**Goal:** Collect every line of the records below that contains the word "document".

**Stored items:**
::::::::::
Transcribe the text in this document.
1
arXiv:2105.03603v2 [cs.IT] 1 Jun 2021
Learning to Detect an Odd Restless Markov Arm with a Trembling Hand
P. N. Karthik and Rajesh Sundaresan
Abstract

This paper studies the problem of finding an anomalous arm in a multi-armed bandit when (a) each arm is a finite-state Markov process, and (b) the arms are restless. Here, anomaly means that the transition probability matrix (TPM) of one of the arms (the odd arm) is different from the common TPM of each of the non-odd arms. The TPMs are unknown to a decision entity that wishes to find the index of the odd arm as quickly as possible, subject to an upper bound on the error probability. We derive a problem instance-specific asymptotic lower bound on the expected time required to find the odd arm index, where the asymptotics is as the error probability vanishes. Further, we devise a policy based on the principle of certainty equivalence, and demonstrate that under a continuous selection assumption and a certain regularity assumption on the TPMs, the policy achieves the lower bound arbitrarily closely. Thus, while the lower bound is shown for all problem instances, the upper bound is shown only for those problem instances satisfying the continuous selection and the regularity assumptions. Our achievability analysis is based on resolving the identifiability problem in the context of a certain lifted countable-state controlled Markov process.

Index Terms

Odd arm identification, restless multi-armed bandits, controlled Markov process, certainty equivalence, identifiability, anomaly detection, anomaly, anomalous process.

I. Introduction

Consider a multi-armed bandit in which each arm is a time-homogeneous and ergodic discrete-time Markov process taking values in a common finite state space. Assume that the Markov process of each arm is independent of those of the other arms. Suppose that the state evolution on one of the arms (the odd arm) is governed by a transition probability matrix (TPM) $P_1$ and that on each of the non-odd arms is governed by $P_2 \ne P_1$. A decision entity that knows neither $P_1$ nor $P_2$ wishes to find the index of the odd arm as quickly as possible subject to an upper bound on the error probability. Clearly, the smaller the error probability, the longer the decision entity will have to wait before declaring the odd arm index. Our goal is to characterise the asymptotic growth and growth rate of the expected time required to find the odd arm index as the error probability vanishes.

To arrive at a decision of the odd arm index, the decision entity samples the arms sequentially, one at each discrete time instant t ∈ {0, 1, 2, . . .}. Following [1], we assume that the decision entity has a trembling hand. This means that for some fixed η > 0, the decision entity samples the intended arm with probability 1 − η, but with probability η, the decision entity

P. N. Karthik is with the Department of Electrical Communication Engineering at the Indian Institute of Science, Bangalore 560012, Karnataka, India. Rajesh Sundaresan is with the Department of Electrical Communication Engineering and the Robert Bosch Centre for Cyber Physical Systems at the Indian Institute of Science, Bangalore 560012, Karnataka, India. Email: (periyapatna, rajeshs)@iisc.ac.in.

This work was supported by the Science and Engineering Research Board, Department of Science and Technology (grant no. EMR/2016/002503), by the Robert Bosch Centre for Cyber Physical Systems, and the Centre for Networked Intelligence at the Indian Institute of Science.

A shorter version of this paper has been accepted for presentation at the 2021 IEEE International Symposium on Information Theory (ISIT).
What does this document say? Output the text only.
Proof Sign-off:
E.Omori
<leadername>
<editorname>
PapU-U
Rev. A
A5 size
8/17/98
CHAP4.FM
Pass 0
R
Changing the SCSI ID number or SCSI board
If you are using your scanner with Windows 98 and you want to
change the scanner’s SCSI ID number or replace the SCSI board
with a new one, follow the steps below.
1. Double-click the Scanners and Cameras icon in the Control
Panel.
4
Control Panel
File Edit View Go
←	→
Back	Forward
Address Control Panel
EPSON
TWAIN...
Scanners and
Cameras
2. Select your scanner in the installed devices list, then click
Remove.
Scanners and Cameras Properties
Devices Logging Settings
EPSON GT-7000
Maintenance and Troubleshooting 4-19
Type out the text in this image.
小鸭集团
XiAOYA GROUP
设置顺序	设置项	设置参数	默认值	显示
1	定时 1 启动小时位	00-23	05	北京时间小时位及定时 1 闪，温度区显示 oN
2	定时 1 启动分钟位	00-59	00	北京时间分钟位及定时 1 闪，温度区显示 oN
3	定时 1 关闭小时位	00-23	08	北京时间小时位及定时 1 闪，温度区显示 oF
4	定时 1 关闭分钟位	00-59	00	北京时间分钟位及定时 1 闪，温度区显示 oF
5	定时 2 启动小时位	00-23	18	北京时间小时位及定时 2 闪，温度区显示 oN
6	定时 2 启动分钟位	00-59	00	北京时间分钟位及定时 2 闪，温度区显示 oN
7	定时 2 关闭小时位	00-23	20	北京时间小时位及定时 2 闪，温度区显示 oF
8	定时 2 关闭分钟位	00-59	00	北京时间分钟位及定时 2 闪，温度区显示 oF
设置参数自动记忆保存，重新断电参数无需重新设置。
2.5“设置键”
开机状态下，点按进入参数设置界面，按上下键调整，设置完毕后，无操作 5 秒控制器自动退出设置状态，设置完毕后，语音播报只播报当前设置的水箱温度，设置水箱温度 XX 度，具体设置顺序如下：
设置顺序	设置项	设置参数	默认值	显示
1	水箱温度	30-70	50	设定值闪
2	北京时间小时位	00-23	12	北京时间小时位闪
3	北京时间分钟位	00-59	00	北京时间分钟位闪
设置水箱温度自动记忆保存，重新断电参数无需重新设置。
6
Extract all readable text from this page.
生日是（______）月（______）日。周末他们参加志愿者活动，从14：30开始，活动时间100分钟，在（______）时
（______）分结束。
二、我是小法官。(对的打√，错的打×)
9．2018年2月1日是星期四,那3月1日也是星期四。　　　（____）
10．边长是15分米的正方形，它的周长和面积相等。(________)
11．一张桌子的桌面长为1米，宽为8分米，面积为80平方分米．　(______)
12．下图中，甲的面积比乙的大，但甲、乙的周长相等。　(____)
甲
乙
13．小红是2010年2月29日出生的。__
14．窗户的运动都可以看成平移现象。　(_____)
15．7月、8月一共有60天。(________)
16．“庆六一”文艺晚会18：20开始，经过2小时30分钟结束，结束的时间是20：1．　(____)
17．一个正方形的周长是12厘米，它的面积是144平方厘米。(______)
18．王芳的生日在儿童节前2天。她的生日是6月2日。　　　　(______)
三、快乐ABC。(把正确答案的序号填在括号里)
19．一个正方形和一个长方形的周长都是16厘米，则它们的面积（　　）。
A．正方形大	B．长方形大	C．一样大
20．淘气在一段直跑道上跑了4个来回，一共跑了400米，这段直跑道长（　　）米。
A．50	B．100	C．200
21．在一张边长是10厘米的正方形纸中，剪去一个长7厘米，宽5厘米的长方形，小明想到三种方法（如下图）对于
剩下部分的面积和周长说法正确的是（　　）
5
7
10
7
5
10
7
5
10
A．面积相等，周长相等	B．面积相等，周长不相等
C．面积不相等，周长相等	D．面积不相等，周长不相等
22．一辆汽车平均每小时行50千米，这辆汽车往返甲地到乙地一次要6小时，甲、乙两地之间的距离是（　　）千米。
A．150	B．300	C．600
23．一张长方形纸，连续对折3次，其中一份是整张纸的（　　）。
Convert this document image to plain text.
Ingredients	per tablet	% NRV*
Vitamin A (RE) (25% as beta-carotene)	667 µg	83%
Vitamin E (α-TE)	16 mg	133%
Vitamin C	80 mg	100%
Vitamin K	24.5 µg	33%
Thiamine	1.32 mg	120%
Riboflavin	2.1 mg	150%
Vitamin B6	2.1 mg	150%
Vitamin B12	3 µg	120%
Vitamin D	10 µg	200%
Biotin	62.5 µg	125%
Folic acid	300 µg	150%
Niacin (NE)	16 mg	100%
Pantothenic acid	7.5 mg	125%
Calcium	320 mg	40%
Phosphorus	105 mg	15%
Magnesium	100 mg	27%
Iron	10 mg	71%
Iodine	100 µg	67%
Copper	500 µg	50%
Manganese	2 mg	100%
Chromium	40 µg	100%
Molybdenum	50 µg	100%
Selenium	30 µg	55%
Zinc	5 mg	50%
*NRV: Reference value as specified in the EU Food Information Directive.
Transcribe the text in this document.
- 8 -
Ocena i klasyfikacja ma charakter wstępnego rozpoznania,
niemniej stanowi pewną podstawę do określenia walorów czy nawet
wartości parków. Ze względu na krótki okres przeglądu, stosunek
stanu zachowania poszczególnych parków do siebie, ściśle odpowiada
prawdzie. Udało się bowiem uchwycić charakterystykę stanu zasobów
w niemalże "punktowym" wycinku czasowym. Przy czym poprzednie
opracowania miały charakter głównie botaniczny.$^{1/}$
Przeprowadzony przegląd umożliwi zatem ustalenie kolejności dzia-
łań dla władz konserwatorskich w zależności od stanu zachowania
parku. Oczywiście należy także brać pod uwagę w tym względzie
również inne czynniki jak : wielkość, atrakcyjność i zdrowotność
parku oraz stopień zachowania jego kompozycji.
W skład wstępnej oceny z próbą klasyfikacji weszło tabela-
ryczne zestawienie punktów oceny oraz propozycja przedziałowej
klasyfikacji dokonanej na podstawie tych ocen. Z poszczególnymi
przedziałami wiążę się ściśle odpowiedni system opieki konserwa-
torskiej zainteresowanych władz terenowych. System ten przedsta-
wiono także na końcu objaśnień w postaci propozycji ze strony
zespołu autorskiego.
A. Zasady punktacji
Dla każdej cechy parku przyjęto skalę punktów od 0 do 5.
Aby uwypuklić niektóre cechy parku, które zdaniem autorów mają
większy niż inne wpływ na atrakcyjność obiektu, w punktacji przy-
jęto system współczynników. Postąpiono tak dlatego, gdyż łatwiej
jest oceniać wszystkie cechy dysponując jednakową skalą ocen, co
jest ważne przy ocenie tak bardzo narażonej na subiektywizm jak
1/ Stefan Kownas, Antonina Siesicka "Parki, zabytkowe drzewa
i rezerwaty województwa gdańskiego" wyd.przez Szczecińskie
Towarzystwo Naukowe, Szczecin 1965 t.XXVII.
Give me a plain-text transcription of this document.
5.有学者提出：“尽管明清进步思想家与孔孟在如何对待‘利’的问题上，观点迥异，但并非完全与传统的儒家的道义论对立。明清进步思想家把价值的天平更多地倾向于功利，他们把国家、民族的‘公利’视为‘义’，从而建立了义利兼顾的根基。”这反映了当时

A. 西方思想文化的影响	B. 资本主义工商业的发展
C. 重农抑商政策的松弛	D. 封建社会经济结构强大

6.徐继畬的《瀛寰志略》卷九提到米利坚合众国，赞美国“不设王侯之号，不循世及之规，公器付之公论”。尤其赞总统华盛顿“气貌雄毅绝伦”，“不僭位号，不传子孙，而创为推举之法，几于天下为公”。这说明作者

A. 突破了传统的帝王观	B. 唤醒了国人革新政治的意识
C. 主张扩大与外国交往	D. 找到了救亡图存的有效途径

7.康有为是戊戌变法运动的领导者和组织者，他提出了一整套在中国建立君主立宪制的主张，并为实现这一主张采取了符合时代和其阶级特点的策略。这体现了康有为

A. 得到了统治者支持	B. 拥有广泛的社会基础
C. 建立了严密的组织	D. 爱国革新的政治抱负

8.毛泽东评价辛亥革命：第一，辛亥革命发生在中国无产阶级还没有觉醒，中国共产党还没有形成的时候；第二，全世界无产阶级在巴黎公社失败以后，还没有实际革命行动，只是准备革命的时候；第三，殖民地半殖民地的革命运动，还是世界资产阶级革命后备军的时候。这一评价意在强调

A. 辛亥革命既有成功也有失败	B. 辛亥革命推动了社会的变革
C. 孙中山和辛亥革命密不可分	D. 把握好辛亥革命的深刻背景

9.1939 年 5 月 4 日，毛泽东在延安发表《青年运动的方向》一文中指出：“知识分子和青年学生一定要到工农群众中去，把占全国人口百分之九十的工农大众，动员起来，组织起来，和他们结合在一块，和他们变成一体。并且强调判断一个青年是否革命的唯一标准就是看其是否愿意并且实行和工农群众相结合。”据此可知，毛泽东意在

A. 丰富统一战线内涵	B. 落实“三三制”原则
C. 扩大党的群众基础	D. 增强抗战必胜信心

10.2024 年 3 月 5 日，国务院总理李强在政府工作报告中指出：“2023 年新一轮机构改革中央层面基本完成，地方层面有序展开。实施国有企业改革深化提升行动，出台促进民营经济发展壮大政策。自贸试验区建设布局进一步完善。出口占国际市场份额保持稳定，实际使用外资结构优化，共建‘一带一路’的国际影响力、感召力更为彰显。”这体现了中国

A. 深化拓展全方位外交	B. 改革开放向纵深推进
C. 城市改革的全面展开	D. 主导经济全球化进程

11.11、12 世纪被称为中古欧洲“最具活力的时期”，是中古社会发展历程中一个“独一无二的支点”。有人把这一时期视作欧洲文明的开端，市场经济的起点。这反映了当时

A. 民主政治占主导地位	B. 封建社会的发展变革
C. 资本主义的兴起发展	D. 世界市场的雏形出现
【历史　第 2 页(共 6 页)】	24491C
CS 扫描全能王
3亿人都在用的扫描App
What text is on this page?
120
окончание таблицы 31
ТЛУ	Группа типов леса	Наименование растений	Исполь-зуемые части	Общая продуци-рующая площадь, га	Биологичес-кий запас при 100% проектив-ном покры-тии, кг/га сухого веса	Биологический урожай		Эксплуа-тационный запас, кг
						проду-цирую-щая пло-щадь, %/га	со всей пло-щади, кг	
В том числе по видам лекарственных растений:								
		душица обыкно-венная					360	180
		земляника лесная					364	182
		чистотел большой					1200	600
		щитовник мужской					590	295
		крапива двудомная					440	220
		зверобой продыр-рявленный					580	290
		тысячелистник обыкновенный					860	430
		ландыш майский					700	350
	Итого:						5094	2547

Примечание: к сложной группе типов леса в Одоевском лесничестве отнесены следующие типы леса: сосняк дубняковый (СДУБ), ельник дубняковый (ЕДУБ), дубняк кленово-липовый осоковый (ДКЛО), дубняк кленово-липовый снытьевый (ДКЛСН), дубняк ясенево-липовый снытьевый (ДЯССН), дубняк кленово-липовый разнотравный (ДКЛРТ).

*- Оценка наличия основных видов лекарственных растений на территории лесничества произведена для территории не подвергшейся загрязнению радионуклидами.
::::::::::
**Exercise result:**
Transcribe the text in this document.
What does this document say? Output the text only.
Convert this document image to plain text.
Transcribe the text in this document.
Give me a plain-text transcription of this document.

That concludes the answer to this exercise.